[Begin Data to use]

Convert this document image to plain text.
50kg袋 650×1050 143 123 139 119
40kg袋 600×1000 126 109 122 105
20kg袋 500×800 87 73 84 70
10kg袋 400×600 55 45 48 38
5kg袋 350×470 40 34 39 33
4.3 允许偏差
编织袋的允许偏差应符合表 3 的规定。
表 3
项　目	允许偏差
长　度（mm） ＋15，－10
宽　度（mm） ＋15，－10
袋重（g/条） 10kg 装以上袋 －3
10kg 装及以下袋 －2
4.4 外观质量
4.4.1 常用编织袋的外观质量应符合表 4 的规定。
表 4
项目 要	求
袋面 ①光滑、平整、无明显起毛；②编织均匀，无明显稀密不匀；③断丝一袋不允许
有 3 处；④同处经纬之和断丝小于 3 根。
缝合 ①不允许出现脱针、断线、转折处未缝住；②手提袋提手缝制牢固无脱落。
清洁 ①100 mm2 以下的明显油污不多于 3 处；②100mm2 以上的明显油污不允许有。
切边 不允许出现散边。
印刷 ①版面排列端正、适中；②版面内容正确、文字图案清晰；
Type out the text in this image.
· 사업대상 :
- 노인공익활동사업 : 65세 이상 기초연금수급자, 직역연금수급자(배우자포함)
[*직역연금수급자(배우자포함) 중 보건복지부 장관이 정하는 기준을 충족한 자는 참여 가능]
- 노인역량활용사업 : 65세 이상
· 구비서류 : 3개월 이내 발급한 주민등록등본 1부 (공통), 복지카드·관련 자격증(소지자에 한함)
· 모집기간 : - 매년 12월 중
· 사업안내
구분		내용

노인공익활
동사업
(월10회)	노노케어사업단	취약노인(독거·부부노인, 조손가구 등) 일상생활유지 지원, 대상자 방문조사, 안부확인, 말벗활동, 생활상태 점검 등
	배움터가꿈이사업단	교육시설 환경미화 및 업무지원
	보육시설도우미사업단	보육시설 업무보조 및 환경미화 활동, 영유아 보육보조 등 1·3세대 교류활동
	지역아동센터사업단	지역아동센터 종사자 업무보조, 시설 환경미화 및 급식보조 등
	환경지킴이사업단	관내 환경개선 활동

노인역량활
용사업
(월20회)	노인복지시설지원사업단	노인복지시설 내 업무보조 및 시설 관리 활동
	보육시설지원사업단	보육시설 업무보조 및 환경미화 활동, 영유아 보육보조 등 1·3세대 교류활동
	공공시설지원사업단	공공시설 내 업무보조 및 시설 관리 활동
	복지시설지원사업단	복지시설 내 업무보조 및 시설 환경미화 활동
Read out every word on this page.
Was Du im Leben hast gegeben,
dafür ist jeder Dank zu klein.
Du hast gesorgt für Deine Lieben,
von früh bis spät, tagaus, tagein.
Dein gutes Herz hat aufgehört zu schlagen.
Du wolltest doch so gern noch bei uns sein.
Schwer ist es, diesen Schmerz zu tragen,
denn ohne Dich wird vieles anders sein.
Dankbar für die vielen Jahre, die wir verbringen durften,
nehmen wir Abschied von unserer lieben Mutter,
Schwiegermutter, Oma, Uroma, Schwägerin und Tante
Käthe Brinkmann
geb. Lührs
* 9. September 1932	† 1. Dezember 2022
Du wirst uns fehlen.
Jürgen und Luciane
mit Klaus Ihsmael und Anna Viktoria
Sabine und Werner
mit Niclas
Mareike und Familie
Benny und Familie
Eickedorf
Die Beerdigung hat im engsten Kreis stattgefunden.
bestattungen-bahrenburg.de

[End Data to use]

Write the material out again word for word.

Convert this document image to plain text.
50kg袋 650×1050 143 123 139 119
40kg袋 600×1000 126 109 122 105
20kg袋 500×800 87 73 84 70
10kg袋 400×600 55 45 48 38
5kg袋 350×470 40 34 39 33
4.3 允许偏差
编织袋的允许偏差应符合表 3 的规定。
表 3
项　目	允许偏差
长　度（mm） ＋15，－10
宽　度（mm） ＋15，－10
袋重（g/条） 10kg 装以上袋 －3
10kg 装及以下袋 －2
4.4 外观质量
4.4.1 常用编织袋的外观质量应符合表 4 的规定。
表 4
项目 要	求
袋面 ①光滑、平整、无明显起毛；②编织均匀，无明显稀密不匀；③断丝一袋不允许
有 3 处；④同处经纬之和断丝小于 3 根。
缝合 ①不允许出现脱针、断线、转折处未缝住；②手提袋提手缝制牢固无脱落。
清洁 ①100 mm2 以下的明显油污不多于 3 处；②100mm2 以上的明显油污不允许有。
切边 不允许出现散边。
印刷 ①版面排列端正、适中；②版面内容正确、文字图案清晰；
Type out the text in this image.
· 사업대상 :
- 노인공익활동사업 : 65세 이상 기초연금수급자, 직역연금수급자(배우자포함)
[*직역연금수급자(배우자포함) 중 보건복지부 장관이 정하는 기준을 충족한 자는 참여 가능]
- 노인역량활용사업 : 65세 이상
· 구비서류 : 3개월 이내 발급한 주민등록등본 1부 (공통), 복지카드·관련 자격증(소지자에 한함)
· 모집기간 : - 매년 12월 중
· 사업안내
구분		내용

노인공익활
동사업
(월10회)	노노케어사업단	취약노인(독거·부부노인, 조손가구 등) 일상생활유지 지원, 대상자 방문조사, 안부확인, 말벗활동, 생활상태 점검 등
	배움터가꿈이사업단	교육시설 환경미화 및 업무지원
	보육시설도우미사업단	보육시설 업무보조 및 환경미화 활동, 영유아 보육보조 등 1·3세대 교류활동
	지역아동센터사업단	지역아동센터 종사자 업무보조, 시설 환경미화 및 급식보조 등
	환경지킴이사업단	관내 환경개선 활동

노인역량활
용사업
(월20회)	노인복지시설지원사업단	노인복지시설 내 업무보조 및 시설 관리 활동
	보육시설지원사업단	보육시설 업무보조 및 환경미화 활동, 영유아 보육보조 등 1·3세대 교류활동
	공공시설지원사업단	공공시설 내 업무보조 및 시설 관리 활동
	복지시설지원사업단	복지시설 내 업무보조 및 시설 환경미화 활동
Read out every word on this page.
Was Du im Leben hast gegeben,
dafür ist jeder Dank zu klein.
Du hast gesorgt für Deine Lieben,
von früh bis spät, tagaus, tagein.
Dein gutes Herz hat aufgehört zu schlagen.
Du wolltest doch so gern noch bei uns sein.
Schwer ist es, diesen Schmerz zu tragen,
denn ohne Dich wird vieles anders sein.
Dankbar für die vielen Jahre, die wir verbringen durften,
nehmen wir Abschied von unserer lieben Mutter,
Schwiegermutter, Oma, Uroma, Schwägerin und Tante
Käthe Brinkmann
geb. Lührs
* 9. September 1932	† 1. Dezember 2022
Du wirst uns fehlen.
Jürgen und Luciane
mit Klaus Ihsmael und Anna Viktoria
Sabine und Werner
mit Niclas
Mareike und Familie
Benny und Familie
Eickedorf
Die Beerdigung hat im engsten Kreis stattgefunden.
bestattungen-bahrenburg.de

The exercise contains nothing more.